** start of Exercise input **

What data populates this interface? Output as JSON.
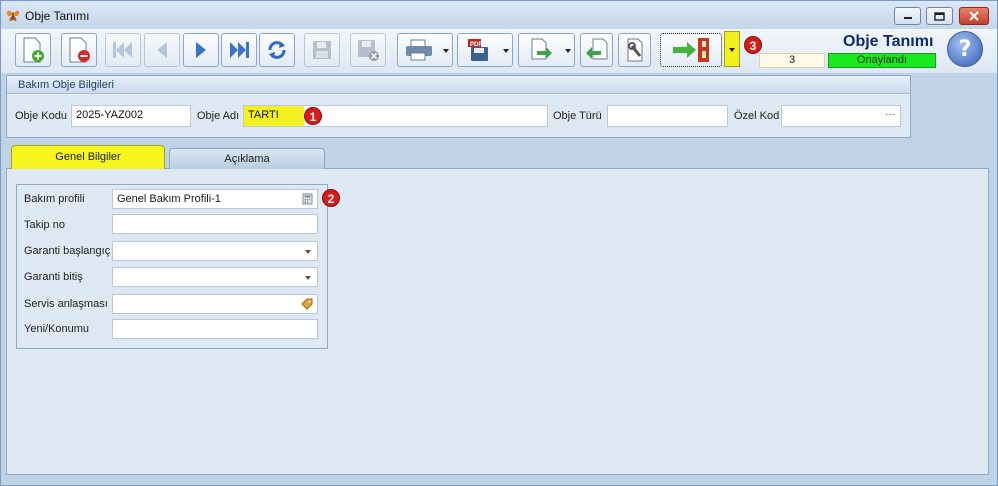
{
  "window": {
    "title": "Obje Tanımı",
    "controls": [
      "minimize",
      "maximize",
      "close"
    ]
  },
  "toolbar": {
    "buttons": [
      {
        "name": "new-document",
        "icon": "document-add-icon",
        "enabled": true
      },
      {
        "name": "delete-document",
        "icon": "document-delete-icon",
        "enabled": true
      },
      {
        "name": "first-record",
        "icon": "first-icon",
        "enabled": false
      },
      {
        "name": "previous-record",
        "icon": "previous-icon",
        "enabled": false
      },
      {
        "name": "next-record",
        "icon": "next-icon",
        "enabled": true
      },
      {
        "name": "last-record",
        "icon": "last-icon",
        "enabled": true
      },
      {
        "name": "refresh",
        "icon": "refresh-icon",
        "enabled": true
      },
      {
        "name": "save",
        "icon": "save-icon",
        "enabled": false
      },
      {
        "name": "save-cancel",
        "icon": "save-cancel-icon",
        "enabled": false
      },
      {
        "name": "print",
        "icon": "printer-icon",
        "has_dropdown": true
      },
      {
        "name": "pdf-export",
        "icon": "pdf-save-icon",
        "has_dropdown": true
      },
      {
        "name": "export",
        "icon": "export-icon",
        "has_dropdown": true
      },
      {
        "name": "import",
        "icon": "import-icon",
        "enabled": true
      },
      {
        "name": "settings",
        "icon": "wrench-icon",
        "enabled": true
      },
      {
        "name": "exit",
        "icon": "exit-door-icon",
        "has_dropdown": true,
        "highlighted": true
      }
    ]
  },
  "header": {
    "form_title": "Obje Tanımı",
    "record_count": "3",
    "status": "Onaylandı",
    "status_color": "#17e91c",
    "help_label": "?"
  },
  "object_info": {
    "group_title": "Bakım Obje Bilgileri",
    "fields": {
      "code_label": "Obje Kodu",
      "code_value": "2025-YAZ002",
      "name_label": "Obje Adı",
      "name_value": "TARTI",
      "type_label": "Obje Türü",
      "type_value": "",
      "special_label": "Özel Kod",
      "special_value": "",
      "special_ellipsis": "···"
    }
  },
  "tabs": [
    {
      "label": "Genel Bilgiler",
      "active": true,
      "highlight_color": "#f6f51e"
    },
    {
      "label": "Açıklama",
      "active": false
    }
  ],
  "general_info": {
    "fields": [
      {
        "label": "Bakım profili",
        "value": "Genel Bakım Profili-1",
        "control": "lookup"
      },
      {
        "label": "Takip no",
        "value": "",
        "control": "text"
      },
      {
        "label": "Garanti başlangıç",
        "value": "",
        "control": "dropdown"
      },
      {
        "label": "Garanti bitiş",
        "value": "",
        "control": "dropdown"
      },
      {
        "label": "Servis anlaşması",
        "value": "",
        "control": "tag-lookup"
      },
      {
        "label": "Yeni/Konumu",
        "value": "",
        "control": "text"
      }
    ]
  },
  "markers": [
    "1",
    "2",
    "3"
  ]
}
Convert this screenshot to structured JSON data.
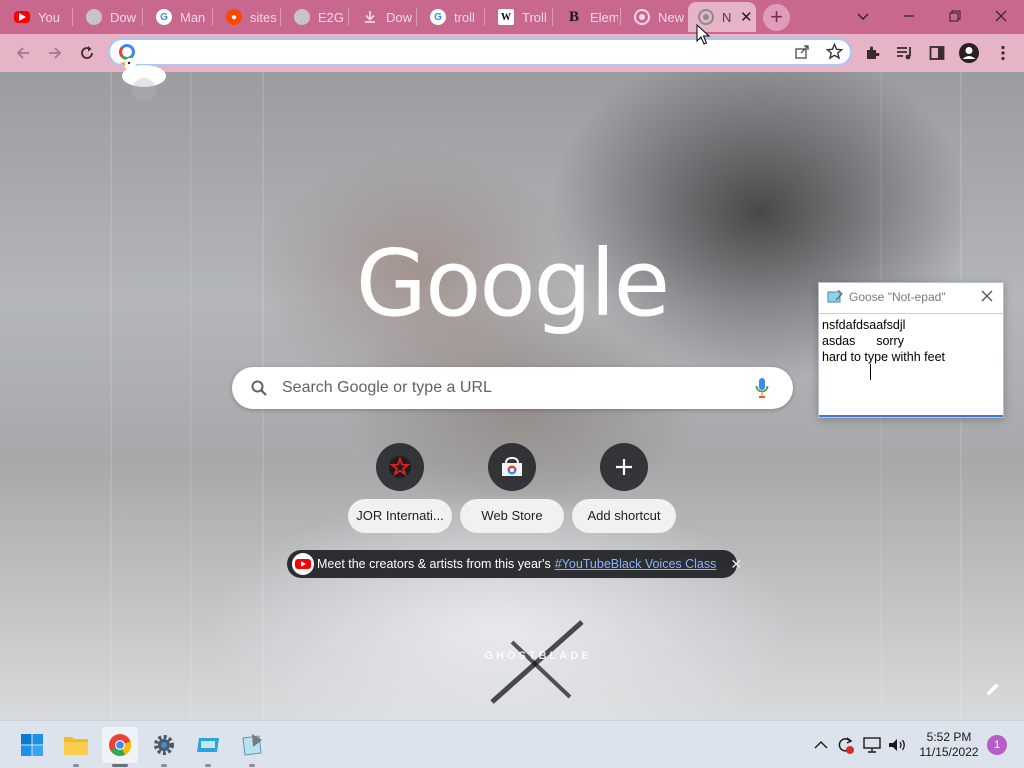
{
  "browser": {
    "tabs": [
      {
        "label": "You",
        "icon": "youtube-icon",
        "color": "#ff0000"
      },
      {
        "label": "Dow",
        "icon": "globe-icon",
        "color": "#9aa0a6"
      },
      {
        "label": "Man",
        "icon": "google-icon",
        "color": "#4285f4"
      },
      {
        "label": "sites",
        "icon": "reddit-icon",
        "color": "#ff4500"
      },
      {
        "label": "E2G",
        "icon": "globe-icon",
        "color": "#9aa0a6"
      },
      {
        "label": "Dow",
        "icon": "download-icon",
        "color": "#5f6368"
      },
      {
        "label": "troll",
        "icon": "google-icon",
        "color": "#4285f4"
      },
      {
        "label": "Troll",
        "icon": "wikipedia-icon",
        "color": "#ffffff"
      },
      {
        "label": "Elem",
        "icon": "site-b-icon",
        "color": "#000000"
      },
      {
        "label": "New",
        "icon": "chrome-icon",
        "color": "#5f6368"
      },
      {
        "label": "N",
        "icon": "chrome-icon",
        "color": "#5f6368",
        "active": true
      }
    ],
    "new_tab_symbol": "+",
    "omnibox": {
      "value": "",
      "placeholder": ""
    },
    "colors": {
      "frame": "#c8688f",
      "toolbar": "#e6b3c7",
      "active_tab": "#e6b3c7"
    }
  },
  "ntp": {
    "logo_text": "Google",
    "search_placeholder": "Search Google or type a URL",
    "shortcuts": [
      {
        "label": "JOR Internati...",
        "icon": "star-icon"
      },
      {
        "label": "Web Store",
        "icon": "webstore-icon"
      },
      {
        "label": "Add shortcut",
        "icon": "plus-icon"
      }
    ],
    "promo": {
      "text": "Meet the creators & artists from this year's",
      "link": "#YouTubeBlack Voices Class"
    },
    "brand_text": "GHOSTBLADE"
  },
  "notepad": {
    "title": "Goose \"Not-epad\"",
    "lines": [
      "nsfdafdsaafsdjl",
      "asdas      sorry",
      "hard to type withh feet"
    ]
  },
  "taskbar": {
    "apps": [
      {
        "name": "start",
        "icon": "windows-start-icon"
      },
      {
        "name": "file-explorer",
        "icon": "folder-icon"
      },
      {
        "name": "chrome",
        "icon": "chrome-icon",
        "active": true
      },
      {
        "name": "settings",
        "icon": "settings-gear-icon"
      },
      {
        "name": "app-5",
        "icon": "app-window-icon"
      },
      {
        "name": "notepad",
        "icon": "notepad-icon"
      }
    ],
    "clock_time": "5:52 PM",
    "clock_date": "11/15/2022",
    "notification_count": "1"
  }
}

** end of Exercise input **

- **Aim of the task**
Every line in the data that holds "export" should be copied out.

- **Exercise answer**
        "name": "pdf-export",
        "name": "export",
        "icon": "export-icon",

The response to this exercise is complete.